- WRITTEN PROBLEM
Transcribe every entry below word for word, but skip the pictures.

[start of PROVIDED DATA]

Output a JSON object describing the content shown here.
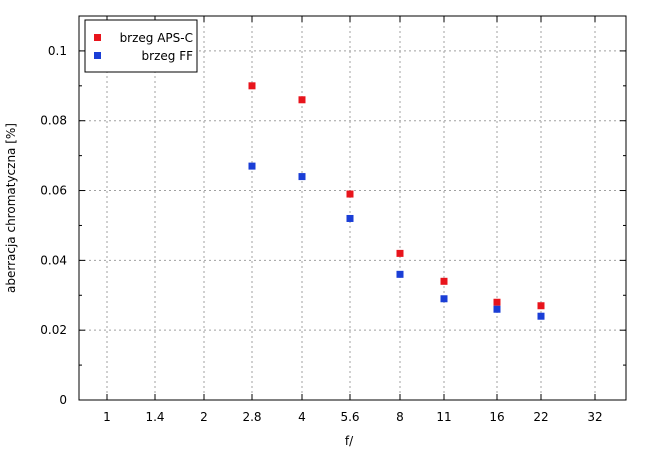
{
  "chart_data": {
    "type": "scatter",
    "title": "",
    "xlabel": "f/",
    "ylabel": "aberracja chromatyczna [%]",
    "x_categories": [
      "1",
      "1.4",
      "2",
      "2.8",
      "4",
      "5.6",
      "8",
      "11",
      "16",
      "22",
      "32"
    ],
    "ylim": [
      0,
      0.11
    ],
    "y_ticks": [
      0,
      0.02,
      0.04,
      0.06,
      0.08,
      0.1
    ],
    "y_tick_labels": [
      "0",
      "0.02",
      "0.04",
      "0.06",
      "0.08",
      "0.1"
    ],
    "grid": true,
    "legend_position": "top-left",
    "series": [
      {
        "name": "brzeg APS-C",
        "color": "#e8141c",
        "points": [
          {
            "x": "2.8",
            "y": 0.09
          },
          {
            "x": "4",
            "y": 0.086
          },
          {
            "x": "5.6",
            "y": 0.059
          },
          {
            "x": "8",
            "y": 0.042
          },
          {
            "x": "11",
            "y": 0.034
          },
          {
            "x": "16",
            "y": 0.028
          },
          {
            "x": "22",
            "y": 0.027
          }
        ]
      },
      {
        "name": "brzeg FF",
        "color": "#1a3ed6",
        "points": [
          {
            "x": "2.8",
            "y": 0.067
          },
          {
            "x": "4",
            "y": 0.064
          },
          {
            "x": "5.6",
            "y": 0.052
          },
          {
            "x": "8",
            "y": 0.036
          },
          {
            "x": "11",
            "y": 0.029
          },
          {
            "x": "16",
            "y": 0.026
          },
          {
            "x": "22",
            "y": 0.024
          }
        ]
      }
    ]
  }
}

[end of PROVIDED DATA]

- REPLY TO THE TASK
Output a JSON object describing the content shown here.
{
  "chart_data": {
    "type": "scatter",
    "title": "",
    "xlabel": "f/",
    "ylabel": "aberracja chromatyczna [%]",
    "x_categories": [
      "1",
      "1.4",
      "2",
      "2.8",
      "4",
      "5.6",
      "8",
      "11",
      "16",
      "22",
      "32"
    ],
    "ylim": [
      0,
      0.11
    ],
    "y_ticks": [
      0,
      0.02,
      0.04,
      0.06,
      0.08,
      0.1
    ],
    "y_tick_labels": [
      "0",
      "0.02",
      "0.04",
      "0.06",
      "0.08",
      "0.1"
    ],
    "grid": true,
    "legend_position": "top-left",
    "series": [
      {
        "name": "brzeg APS-C",
        "color": "#e8141c",
        "points": [
          {
            "x": "2.8",
            "y": 0.09
          },
          {
            "x": "4",
            "y": 0.086
          },
          {
            "x": "5.6",
            "y": 0.059
          },
          {
            "x": "8",
            "y": 0.042
          },
          {
            "x": "11",
            "y": 0.034
          },
          {
            "x": "16",
            "y": 0.028
          },
          {
            "x": "22",
            "y": 0.027
          }
        ]
      },
      {
        "name": "brzeg FF",
        "color": "#1a3ed6",
        "points": [
          {
            "x": "2.8",
            "y": 0.067
          },
          {
            "x": "4",
            "y": 0.064
          },
          {
            "x": "5.6",
            "y": 0.052
          },
          {
            "x": "8",
            "y": 0.036
          },
          {
            "x": "11",
            "y": 0.029
          },
          {
            "x": "16",
            "y": 0.026
          },
          {
            "x": "22",
            "y": 0.024
          }
        ]
      }
    ]
  }
}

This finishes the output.